§ **The exercise**
Revise the Blue Star labels excerpt by copying everything from "Blue Star is perhaps" down to "in correct order.", changing each "blog" to "website".
— start of Source excerpt —
CSI: NL, Blue Star Labels

Blue Star is perhaps the most iconic of all Newfoundland beers. Still atop the top selling beer list at the Newfoundland Liquor Corporation (at least as of this writing), Blue Star is rivalled only by Black Horse as the nostalgia macro most recognized by Newfoundlanders as their very own. Blue Star has had not shortage of coverage on this blog either. My evolution of Blue Star is one of the most popular posts and brings us through its many changes since the 1960s.

Writing a blog about history is a tricky thing because you are really tied to your sources. Sometimes you find a bunch, sometimes months go by without anything coming up. Well, recently I repatriated, to Canada at least, a bunch of Blue Star labels from a collection over in Hull, England. So, in this post: six more Blue Star labels and my best attempts at putting them in correct order.
— end of Source excerpt —
— start of Dataset rows —
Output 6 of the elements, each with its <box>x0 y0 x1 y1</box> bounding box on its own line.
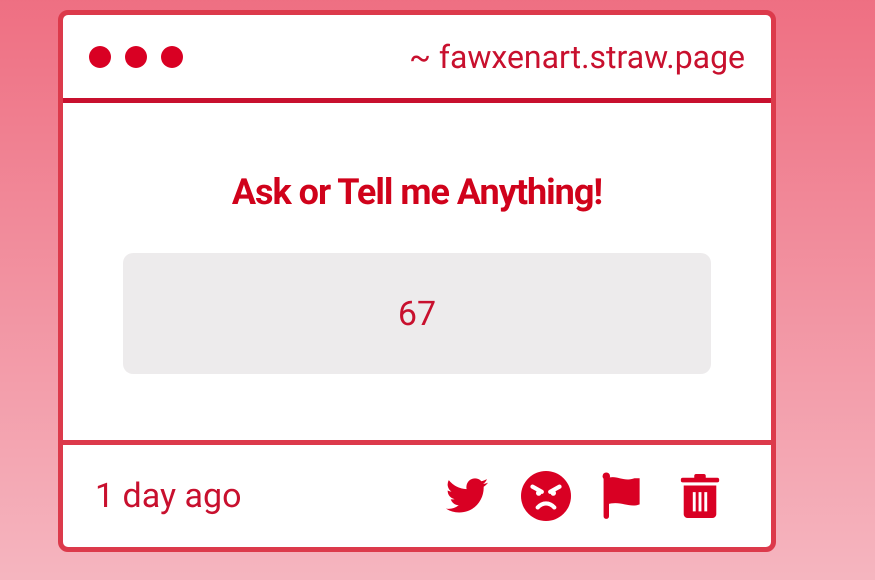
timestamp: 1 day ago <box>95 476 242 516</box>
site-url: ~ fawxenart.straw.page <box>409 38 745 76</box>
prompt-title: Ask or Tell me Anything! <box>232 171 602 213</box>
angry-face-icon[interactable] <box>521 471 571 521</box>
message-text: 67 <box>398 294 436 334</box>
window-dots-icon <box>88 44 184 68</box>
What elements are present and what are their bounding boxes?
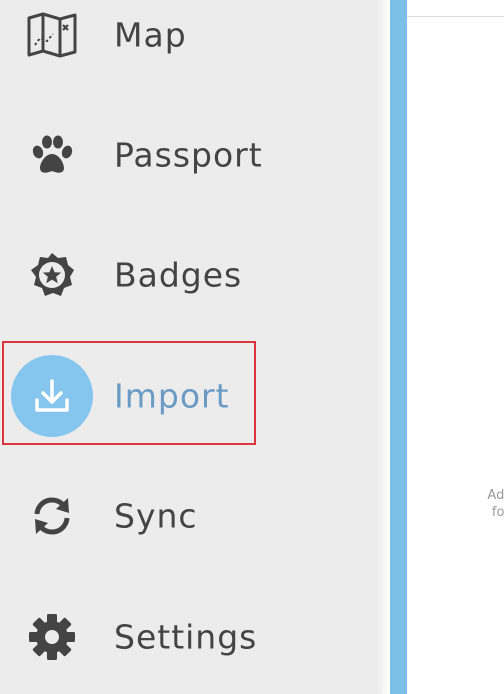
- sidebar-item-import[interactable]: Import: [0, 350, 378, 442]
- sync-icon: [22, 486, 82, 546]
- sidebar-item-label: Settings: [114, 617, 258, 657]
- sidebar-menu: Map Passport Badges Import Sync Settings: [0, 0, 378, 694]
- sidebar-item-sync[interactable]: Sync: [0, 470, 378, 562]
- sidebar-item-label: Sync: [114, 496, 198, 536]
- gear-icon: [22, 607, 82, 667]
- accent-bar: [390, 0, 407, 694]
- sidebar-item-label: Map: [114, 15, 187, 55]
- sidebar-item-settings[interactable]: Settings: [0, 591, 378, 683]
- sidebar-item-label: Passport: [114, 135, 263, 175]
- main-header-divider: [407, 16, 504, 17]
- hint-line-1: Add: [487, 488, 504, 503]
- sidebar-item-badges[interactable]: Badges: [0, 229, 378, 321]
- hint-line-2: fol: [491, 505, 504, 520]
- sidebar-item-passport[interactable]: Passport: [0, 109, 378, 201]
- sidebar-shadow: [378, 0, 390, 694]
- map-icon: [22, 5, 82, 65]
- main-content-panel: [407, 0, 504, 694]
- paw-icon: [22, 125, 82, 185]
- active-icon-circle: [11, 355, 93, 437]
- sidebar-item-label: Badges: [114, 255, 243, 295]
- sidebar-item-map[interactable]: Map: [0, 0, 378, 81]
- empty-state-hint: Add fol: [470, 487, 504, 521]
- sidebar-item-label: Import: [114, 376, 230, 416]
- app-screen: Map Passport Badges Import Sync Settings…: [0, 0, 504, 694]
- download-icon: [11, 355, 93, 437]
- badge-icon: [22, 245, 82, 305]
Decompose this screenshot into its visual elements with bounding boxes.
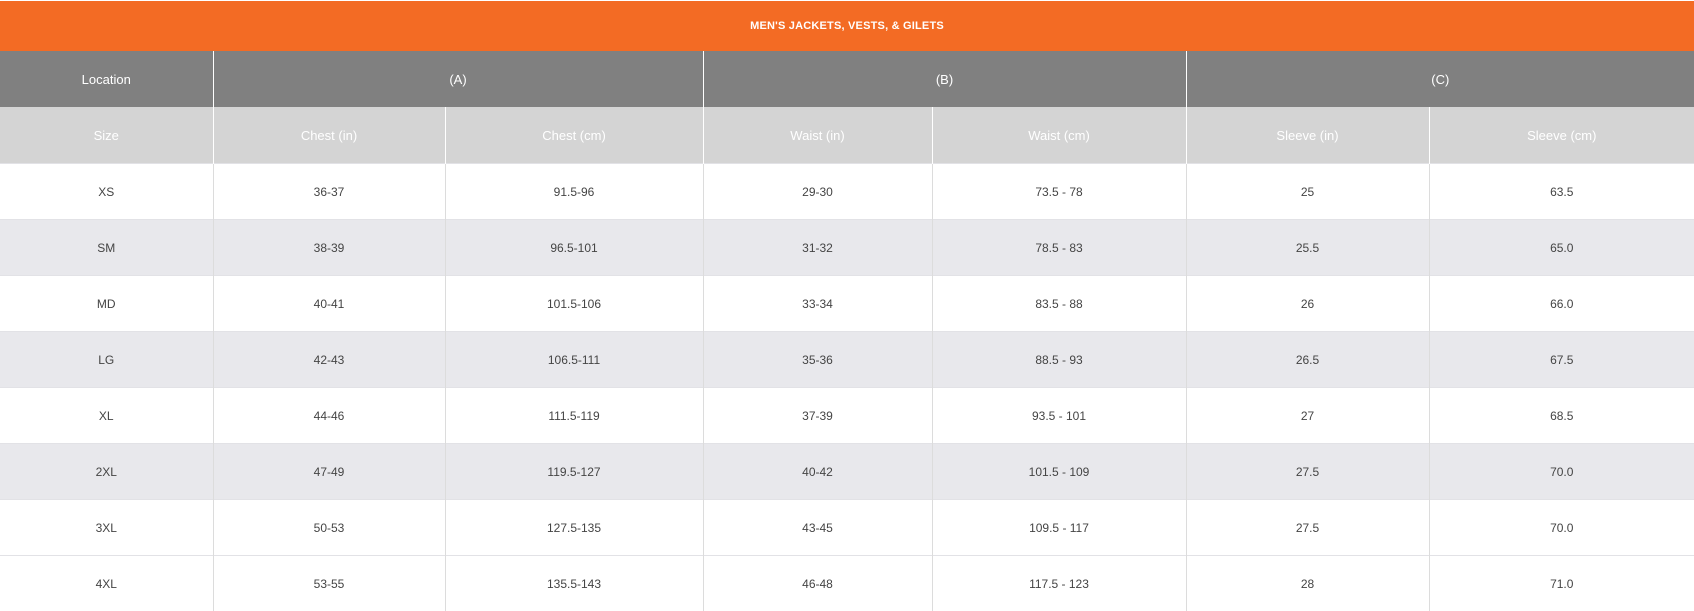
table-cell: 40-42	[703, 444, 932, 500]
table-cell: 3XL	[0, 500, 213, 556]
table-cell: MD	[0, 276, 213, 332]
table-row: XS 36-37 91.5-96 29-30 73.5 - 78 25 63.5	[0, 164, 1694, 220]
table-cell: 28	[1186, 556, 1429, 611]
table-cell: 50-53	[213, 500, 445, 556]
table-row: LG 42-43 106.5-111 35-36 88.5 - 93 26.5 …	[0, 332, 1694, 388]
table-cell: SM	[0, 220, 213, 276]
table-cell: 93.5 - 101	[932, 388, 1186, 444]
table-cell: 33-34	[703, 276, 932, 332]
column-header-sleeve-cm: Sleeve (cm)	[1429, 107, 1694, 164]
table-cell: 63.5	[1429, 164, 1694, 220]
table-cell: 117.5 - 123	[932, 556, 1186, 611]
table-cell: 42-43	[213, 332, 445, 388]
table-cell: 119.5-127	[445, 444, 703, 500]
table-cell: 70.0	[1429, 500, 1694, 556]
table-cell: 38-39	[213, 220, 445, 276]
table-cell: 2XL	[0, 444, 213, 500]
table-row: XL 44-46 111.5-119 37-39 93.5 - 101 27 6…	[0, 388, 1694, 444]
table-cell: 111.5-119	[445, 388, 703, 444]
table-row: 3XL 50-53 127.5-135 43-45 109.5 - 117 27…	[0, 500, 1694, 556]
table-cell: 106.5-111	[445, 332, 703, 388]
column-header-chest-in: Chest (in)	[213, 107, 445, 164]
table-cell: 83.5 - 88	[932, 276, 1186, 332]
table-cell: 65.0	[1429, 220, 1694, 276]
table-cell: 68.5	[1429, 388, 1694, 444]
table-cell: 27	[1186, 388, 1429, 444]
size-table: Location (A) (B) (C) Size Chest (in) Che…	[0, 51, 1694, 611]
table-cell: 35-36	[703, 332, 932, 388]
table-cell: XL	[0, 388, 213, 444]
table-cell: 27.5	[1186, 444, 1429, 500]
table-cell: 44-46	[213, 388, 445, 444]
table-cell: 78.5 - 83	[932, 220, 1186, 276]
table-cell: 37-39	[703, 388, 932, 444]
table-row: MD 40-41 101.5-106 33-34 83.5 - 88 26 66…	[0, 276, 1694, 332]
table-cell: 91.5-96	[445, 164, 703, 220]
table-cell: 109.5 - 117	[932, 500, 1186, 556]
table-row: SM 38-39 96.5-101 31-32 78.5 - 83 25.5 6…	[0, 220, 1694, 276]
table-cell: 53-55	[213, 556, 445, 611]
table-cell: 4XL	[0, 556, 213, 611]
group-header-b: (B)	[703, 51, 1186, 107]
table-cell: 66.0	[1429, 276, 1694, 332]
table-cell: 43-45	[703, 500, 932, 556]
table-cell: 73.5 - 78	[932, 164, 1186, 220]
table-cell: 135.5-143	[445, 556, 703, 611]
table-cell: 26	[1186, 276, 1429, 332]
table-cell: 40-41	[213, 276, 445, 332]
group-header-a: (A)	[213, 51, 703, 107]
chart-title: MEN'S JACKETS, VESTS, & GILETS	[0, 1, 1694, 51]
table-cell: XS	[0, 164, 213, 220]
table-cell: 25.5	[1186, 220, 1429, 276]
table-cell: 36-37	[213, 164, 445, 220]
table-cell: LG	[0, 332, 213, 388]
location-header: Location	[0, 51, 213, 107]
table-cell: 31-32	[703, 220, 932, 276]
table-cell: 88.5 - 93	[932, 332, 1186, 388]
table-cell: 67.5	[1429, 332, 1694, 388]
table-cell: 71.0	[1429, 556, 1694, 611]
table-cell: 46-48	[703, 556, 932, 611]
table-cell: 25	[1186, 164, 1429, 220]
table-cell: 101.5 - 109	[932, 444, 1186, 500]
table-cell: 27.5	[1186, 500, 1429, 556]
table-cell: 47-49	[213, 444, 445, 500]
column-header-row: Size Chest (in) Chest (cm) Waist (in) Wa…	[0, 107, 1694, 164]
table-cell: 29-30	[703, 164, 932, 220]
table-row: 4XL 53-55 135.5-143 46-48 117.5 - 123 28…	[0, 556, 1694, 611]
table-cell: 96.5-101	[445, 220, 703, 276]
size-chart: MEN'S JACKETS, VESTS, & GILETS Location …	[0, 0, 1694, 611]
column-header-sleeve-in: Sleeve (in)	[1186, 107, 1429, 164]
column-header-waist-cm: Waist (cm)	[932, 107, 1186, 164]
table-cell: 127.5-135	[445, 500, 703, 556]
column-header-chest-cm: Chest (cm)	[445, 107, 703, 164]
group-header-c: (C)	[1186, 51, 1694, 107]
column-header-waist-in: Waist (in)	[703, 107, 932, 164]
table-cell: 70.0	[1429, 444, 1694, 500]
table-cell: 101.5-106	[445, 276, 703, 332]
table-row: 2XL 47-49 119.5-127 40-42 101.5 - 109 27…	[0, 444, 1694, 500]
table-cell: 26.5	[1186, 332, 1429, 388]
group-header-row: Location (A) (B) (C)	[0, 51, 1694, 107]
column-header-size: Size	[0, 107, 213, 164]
— end of Dataset rows —
§ **Problem solution**
Blue Star is perhaps the most iconic of all Newfoundland beers. Still atop the top selling beer list at the Newfoundland Liquor Corporation (at least as of this writing), Blue Star is rivalled only by Black Horse as the nostalgia macro most recognized by Newfoundlanders as their very own. Blue Star has had not shortage of coverage on this website either. My evolution of Blue Star is one of the most popular posts and brings us through its many changes since the 1960s.

Writing a website about history is a tricky thing because you are really tied to your sources. Sometimes you find a bunch, sometimes months go by without anything coming up. Well, recently I repatriated, to Canada at least, a bunch of Blue Star labels from a collection over in Hull, England. So, in this post: six more Blue Star labels and my best attempts at putting them in correct order.